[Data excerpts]

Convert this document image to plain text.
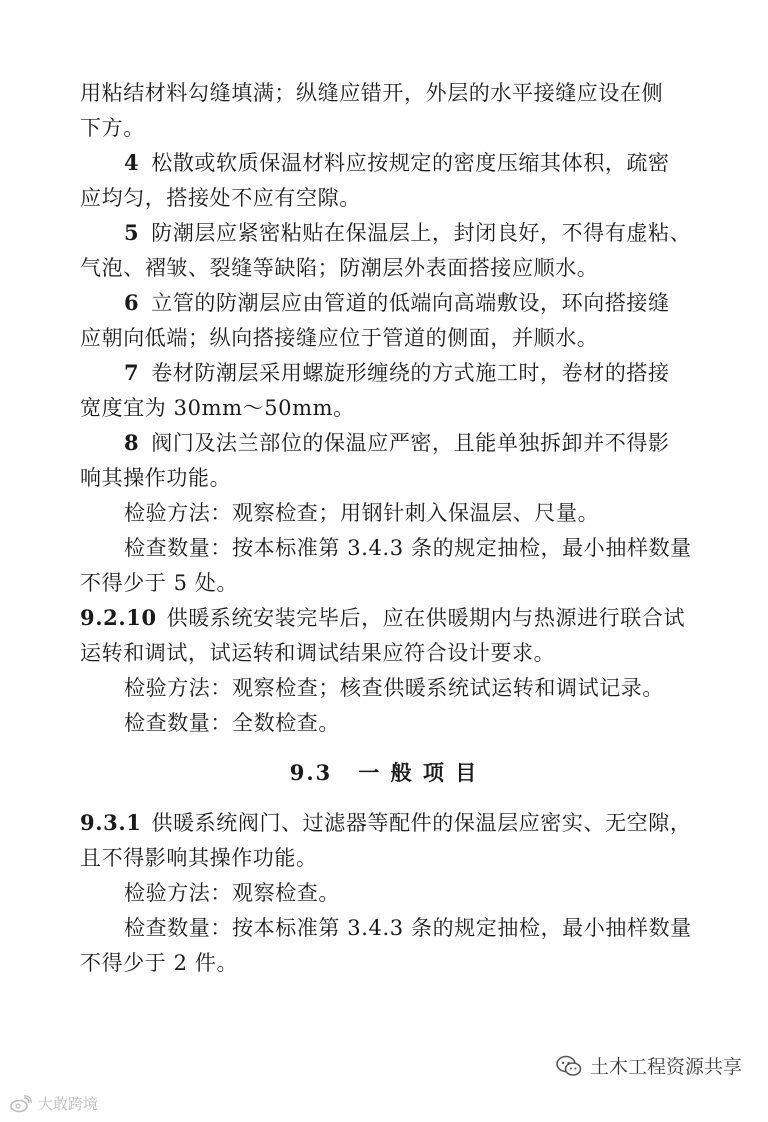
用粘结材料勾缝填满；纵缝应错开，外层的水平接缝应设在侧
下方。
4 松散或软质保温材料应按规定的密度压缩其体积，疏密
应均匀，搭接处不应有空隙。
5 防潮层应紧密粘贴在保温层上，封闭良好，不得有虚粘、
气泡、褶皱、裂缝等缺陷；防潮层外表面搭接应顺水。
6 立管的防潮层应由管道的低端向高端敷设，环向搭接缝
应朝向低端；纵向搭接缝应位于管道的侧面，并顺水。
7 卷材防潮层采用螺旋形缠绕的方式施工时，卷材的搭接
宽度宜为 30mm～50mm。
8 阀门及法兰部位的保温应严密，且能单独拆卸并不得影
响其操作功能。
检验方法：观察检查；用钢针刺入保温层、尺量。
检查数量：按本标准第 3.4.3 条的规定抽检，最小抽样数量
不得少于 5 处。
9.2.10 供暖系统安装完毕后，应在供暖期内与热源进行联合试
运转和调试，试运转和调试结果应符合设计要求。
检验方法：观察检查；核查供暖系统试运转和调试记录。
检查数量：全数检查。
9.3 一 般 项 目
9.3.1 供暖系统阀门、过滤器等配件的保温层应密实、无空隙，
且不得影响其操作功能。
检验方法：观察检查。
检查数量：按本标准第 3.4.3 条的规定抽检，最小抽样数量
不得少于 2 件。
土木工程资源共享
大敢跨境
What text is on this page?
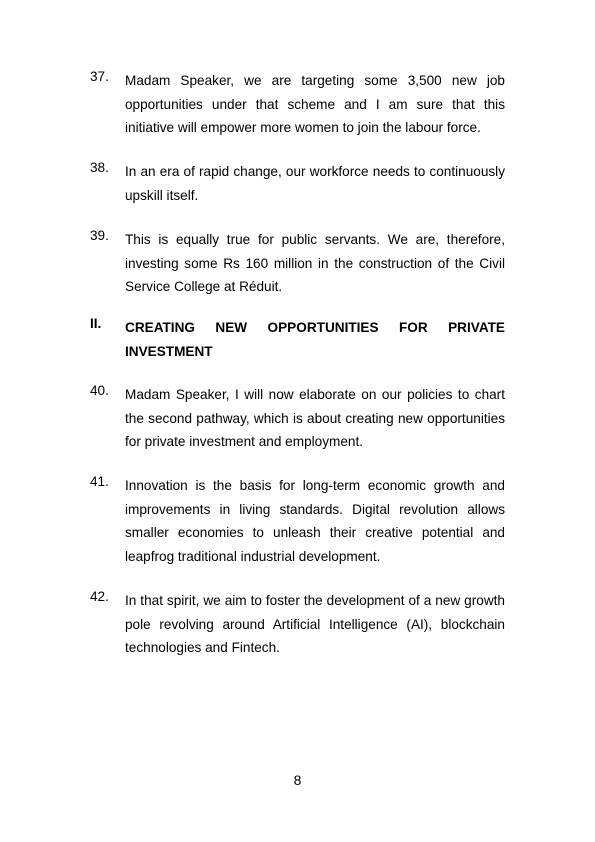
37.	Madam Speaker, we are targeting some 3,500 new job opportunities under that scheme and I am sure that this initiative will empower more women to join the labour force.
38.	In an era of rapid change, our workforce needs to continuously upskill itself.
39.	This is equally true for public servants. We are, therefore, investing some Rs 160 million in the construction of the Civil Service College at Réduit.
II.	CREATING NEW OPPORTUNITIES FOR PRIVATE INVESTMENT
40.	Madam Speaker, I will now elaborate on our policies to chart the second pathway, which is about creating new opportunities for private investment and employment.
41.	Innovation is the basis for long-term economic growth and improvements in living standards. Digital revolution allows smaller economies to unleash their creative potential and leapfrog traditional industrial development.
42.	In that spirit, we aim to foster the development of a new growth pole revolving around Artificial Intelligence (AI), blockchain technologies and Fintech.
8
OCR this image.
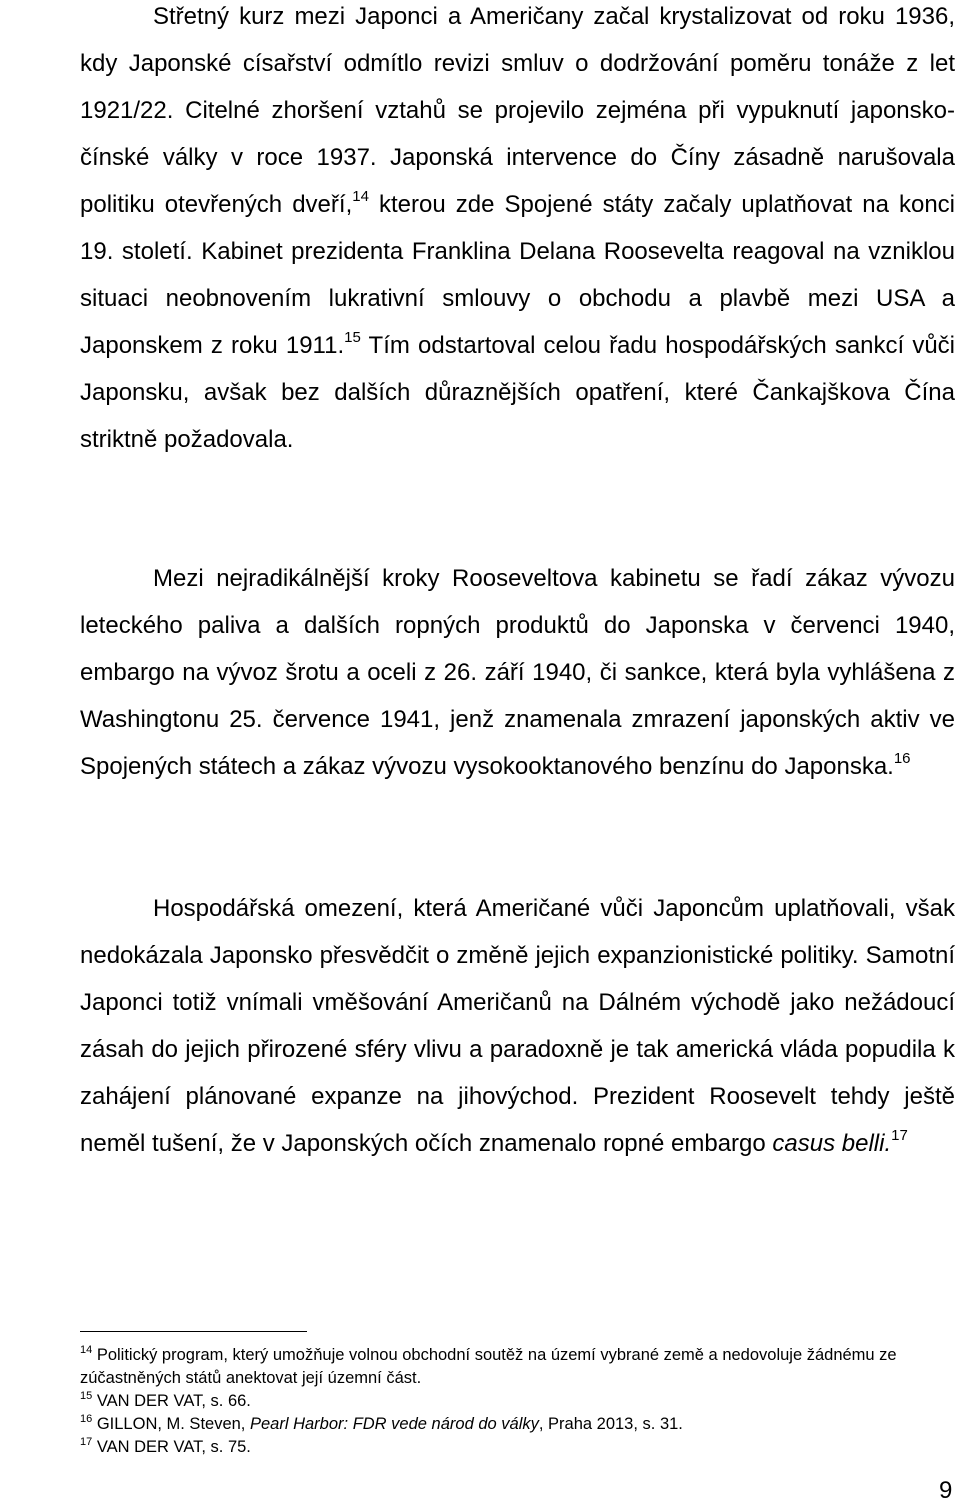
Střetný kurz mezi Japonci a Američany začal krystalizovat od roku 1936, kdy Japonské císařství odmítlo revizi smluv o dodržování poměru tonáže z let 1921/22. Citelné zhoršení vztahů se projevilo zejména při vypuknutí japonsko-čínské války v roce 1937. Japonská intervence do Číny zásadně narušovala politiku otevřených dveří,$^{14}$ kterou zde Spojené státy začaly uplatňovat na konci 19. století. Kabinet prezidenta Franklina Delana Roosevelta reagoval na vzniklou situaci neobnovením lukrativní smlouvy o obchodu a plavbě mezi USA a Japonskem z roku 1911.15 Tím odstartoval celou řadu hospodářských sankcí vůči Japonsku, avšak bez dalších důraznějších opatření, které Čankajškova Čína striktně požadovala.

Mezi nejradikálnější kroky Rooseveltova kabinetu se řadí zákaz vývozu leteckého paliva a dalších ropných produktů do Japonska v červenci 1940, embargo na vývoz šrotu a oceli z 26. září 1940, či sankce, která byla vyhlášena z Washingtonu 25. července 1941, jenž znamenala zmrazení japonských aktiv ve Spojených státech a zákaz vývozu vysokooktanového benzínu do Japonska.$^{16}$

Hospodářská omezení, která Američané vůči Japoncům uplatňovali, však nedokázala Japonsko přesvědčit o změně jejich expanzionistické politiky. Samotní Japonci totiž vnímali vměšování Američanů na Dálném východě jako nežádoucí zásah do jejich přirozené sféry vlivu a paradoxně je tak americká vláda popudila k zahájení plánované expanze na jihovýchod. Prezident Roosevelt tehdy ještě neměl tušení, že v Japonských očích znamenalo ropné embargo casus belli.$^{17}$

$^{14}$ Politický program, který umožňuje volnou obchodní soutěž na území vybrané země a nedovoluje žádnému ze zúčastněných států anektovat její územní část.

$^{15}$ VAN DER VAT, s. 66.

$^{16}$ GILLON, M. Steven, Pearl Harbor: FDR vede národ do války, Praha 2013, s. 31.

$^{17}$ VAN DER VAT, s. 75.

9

◆ What you need to do ◆
From the entries above, copy every line containing the word "观察检查".

◆ Written response ◆
检验方法：观察检查；用钢针刺入保温层、尺量。
检验方法：观察检查；核查供暖系统试运转和调试记录。
检验方法：观察检查。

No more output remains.